(Items from a data source)
** Begin **

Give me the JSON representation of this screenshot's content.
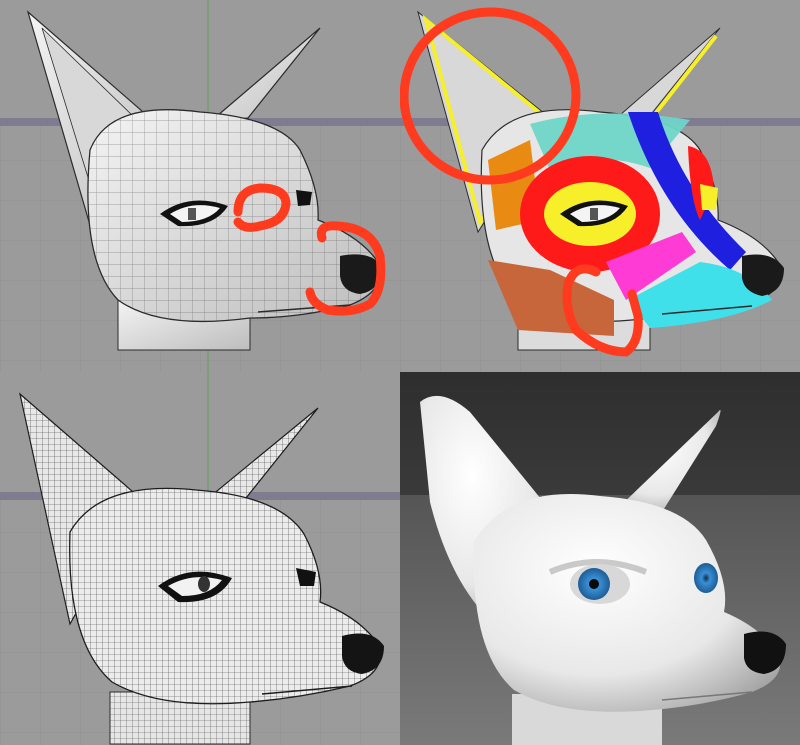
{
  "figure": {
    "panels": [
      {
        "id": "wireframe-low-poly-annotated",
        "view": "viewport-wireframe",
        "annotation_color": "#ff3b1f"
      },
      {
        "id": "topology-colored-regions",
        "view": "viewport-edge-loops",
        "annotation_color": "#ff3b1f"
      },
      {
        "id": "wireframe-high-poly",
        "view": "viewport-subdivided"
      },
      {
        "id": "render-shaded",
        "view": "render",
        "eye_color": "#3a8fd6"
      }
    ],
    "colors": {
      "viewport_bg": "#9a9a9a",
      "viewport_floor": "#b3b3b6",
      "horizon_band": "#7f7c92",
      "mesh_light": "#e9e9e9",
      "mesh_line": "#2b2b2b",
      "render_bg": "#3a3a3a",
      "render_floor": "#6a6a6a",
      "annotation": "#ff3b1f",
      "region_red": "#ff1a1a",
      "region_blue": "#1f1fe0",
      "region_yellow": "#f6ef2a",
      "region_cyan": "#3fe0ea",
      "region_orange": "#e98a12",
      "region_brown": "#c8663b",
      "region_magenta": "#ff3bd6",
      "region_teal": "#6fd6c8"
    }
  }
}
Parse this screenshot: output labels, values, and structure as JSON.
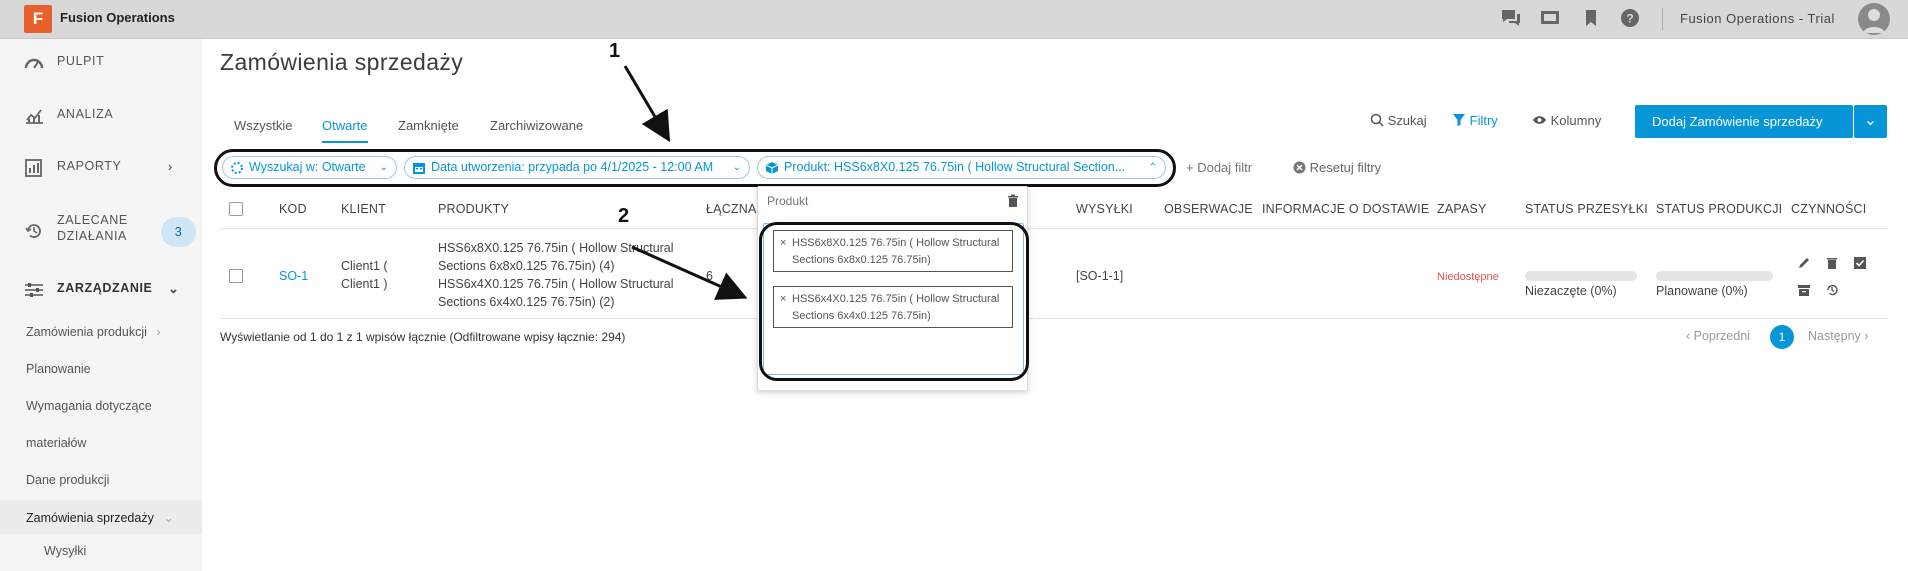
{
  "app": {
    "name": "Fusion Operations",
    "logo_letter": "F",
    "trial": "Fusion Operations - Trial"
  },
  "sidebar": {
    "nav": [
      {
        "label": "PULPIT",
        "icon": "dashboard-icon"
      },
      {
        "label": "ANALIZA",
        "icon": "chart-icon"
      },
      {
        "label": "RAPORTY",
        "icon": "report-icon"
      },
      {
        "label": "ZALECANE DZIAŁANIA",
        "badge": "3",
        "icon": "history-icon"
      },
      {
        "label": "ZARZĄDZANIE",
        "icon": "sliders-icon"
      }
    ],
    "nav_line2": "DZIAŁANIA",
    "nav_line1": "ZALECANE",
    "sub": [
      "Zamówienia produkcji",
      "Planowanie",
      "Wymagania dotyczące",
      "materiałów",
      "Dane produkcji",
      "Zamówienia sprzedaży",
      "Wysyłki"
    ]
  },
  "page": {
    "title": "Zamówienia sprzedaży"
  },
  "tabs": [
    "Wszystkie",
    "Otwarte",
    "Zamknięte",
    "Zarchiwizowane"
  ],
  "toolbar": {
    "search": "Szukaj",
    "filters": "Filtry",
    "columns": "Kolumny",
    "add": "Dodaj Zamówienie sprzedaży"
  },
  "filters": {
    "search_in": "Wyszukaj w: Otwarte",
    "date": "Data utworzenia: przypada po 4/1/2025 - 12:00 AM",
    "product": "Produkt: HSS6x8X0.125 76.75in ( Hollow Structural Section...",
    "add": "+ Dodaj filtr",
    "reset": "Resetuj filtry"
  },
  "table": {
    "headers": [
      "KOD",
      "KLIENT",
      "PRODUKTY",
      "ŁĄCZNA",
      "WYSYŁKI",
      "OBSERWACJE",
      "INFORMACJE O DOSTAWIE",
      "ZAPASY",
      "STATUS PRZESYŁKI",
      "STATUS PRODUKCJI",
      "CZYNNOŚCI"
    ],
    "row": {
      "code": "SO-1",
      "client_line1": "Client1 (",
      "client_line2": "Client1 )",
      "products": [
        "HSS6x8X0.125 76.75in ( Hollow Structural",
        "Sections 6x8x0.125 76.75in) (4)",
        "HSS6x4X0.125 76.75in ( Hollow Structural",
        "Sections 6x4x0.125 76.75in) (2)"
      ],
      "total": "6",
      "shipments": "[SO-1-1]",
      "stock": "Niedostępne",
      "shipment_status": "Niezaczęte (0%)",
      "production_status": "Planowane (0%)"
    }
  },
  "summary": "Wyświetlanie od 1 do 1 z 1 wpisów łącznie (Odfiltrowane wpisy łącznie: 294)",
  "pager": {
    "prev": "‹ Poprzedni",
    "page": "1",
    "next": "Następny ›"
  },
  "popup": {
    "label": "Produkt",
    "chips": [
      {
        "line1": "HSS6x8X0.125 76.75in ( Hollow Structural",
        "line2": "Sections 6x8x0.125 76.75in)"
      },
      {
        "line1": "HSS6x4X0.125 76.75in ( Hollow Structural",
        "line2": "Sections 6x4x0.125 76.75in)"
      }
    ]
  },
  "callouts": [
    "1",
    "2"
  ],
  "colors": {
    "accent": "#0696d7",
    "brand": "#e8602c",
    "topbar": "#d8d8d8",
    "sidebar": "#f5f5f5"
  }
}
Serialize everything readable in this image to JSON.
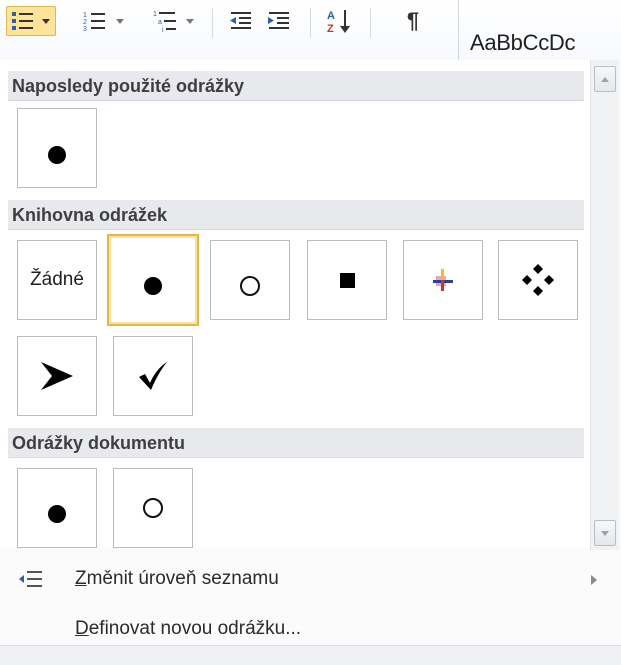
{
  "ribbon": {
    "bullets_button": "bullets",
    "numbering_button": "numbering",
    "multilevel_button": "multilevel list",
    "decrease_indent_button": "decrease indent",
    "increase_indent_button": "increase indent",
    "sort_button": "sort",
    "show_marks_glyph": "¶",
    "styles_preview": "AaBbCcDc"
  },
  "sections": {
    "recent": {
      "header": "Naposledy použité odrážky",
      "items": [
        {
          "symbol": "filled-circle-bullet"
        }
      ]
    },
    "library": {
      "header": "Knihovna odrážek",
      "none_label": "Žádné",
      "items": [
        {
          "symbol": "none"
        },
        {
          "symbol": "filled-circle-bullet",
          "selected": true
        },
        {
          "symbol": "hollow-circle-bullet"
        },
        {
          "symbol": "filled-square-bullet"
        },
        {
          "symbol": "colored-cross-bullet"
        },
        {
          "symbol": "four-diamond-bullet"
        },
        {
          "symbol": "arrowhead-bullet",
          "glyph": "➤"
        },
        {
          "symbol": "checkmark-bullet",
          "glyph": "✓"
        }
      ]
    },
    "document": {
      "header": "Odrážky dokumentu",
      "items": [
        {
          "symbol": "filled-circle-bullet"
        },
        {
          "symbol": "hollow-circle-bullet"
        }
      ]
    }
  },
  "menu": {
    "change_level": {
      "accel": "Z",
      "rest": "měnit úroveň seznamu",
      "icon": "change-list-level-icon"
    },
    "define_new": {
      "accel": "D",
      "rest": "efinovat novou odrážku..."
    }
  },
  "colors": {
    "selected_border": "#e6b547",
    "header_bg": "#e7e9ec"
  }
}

** End **

To be done
Look over the listing above. Pick out and copy every line that includes "Fusion".

Output for this task
    "name": "Fusion Operations",
    "trial": "Fusion Operations - Trial"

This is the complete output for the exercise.